[Figure contents as structured data]
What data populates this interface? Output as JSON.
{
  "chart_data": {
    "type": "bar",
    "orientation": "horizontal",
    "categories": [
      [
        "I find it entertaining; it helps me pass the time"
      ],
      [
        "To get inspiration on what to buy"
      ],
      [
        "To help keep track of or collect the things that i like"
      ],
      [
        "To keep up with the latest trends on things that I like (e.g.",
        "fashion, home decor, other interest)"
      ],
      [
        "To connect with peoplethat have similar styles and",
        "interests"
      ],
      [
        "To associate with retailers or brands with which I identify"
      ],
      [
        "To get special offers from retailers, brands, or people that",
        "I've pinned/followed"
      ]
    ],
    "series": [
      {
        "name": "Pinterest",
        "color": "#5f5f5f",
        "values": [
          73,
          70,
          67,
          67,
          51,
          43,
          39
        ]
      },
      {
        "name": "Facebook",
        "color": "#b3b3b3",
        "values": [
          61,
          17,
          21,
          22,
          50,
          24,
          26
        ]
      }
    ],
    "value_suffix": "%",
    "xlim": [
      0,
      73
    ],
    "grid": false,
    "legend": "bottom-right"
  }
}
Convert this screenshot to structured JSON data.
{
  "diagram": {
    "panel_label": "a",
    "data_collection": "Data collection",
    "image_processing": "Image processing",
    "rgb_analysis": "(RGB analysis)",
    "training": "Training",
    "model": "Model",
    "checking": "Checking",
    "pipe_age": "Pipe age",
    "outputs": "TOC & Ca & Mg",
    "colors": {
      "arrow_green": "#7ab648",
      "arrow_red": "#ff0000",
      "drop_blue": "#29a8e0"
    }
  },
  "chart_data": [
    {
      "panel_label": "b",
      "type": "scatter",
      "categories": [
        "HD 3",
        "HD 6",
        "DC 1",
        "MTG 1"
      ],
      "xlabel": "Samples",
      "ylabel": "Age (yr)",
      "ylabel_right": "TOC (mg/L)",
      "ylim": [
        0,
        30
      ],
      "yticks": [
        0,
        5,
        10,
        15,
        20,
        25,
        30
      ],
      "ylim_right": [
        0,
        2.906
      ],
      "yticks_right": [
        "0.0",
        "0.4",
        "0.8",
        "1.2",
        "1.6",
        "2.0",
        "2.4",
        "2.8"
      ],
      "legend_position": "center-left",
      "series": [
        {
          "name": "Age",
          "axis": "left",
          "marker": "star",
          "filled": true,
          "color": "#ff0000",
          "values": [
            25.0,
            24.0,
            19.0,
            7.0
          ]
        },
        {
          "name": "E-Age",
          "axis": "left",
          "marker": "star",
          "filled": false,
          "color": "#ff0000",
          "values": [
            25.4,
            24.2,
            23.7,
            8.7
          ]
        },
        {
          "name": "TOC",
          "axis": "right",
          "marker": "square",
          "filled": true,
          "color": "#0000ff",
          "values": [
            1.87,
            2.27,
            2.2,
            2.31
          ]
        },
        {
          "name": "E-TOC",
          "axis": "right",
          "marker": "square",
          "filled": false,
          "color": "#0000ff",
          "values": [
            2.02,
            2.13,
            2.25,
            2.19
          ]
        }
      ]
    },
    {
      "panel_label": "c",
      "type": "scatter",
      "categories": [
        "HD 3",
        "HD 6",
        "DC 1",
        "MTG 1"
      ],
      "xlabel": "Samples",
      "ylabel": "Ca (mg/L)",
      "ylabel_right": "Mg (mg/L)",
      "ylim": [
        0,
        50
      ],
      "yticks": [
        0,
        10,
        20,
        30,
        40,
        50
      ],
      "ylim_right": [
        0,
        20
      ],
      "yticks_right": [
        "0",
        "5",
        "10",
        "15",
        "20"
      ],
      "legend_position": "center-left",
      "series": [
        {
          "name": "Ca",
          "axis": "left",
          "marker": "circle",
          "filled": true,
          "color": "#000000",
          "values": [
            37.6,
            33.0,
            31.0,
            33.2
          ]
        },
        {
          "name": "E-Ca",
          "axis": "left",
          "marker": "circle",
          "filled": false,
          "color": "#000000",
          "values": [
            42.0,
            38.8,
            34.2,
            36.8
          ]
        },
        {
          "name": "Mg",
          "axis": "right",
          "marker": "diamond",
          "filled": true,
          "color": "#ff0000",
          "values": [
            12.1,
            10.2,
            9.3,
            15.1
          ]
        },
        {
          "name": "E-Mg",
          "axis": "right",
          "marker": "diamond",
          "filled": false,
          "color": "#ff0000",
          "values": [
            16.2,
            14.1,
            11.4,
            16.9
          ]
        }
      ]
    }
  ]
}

**PROBLEM STATEMENT:** Copy in full each line that holds the word "like".

**EXERCISE RESPONSE:**
        "To help keep track of or collect the things that i like"
        "To keep up with the latest trends on things that I like (e.g.",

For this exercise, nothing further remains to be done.